**Request:** Scan the lines below for the word "spent". Copy each line you find it in.
· · · · · · ·
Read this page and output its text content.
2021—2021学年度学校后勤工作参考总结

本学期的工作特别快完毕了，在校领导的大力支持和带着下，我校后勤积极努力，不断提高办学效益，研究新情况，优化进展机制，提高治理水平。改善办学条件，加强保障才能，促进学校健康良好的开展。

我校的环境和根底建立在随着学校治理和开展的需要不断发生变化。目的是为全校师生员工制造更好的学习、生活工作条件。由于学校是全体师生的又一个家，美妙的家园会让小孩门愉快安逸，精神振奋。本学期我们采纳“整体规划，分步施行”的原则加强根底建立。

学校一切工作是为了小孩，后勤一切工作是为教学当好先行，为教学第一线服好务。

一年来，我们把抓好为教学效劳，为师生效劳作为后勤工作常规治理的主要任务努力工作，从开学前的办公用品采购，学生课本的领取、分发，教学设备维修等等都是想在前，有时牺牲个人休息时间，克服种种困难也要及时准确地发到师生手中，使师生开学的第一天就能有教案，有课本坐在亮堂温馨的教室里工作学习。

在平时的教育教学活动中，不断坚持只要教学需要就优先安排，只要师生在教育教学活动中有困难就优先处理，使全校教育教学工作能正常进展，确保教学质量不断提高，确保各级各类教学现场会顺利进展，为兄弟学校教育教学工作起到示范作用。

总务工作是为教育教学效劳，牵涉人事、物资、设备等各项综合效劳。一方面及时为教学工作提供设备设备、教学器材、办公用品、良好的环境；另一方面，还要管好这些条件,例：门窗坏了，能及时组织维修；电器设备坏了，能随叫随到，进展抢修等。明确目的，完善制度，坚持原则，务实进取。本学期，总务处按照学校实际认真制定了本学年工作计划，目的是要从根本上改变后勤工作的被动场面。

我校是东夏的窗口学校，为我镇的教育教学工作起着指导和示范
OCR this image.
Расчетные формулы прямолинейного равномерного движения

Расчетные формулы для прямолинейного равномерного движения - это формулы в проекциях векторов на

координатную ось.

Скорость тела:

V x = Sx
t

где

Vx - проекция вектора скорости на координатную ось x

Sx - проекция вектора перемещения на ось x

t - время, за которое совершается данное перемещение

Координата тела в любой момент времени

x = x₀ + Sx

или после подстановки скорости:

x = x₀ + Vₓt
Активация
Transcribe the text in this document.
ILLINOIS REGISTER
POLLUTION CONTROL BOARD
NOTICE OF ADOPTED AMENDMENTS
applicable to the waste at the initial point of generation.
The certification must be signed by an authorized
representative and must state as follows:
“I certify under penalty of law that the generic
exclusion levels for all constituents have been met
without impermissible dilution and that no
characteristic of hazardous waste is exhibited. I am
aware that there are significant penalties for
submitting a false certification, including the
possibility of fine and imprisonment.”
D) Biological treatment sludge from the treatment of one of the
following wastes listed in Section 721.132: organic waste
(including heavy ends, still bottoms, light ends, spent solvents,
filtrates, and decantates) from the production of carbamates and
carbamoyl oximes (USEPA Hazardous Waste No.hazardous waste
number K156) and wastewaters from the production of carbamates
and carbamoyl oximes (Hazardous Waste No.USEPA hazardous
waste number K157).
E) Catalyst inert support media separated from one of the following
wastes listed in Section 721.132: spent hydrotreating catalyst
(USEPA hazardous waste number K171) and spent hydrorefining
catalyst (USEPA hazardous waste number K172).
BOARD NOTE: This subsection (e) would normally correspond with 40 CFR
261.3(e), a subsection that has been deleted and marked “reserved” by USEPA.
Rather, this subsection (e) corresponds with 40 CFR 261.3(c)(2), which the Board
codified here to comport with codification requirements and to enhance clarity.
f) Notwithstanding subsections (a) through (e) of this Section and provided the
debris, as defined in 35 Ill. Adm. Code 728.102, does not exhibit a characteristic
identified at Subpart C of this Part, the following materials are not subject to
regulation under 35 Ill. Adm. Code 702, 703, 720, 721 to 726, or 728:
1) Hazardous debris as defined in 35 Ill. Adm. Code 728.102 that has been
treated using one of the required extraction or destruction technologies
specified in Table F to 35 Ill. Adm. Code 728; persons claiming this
· · · · · · ·
**Task output:**
(including heavy ends, still bottoms, light ends, spent solvents,
wastes listed in Section 721.132: spent hydrotreating catalyst
(USEPA hazardous waste number K171) and spent hydrorefining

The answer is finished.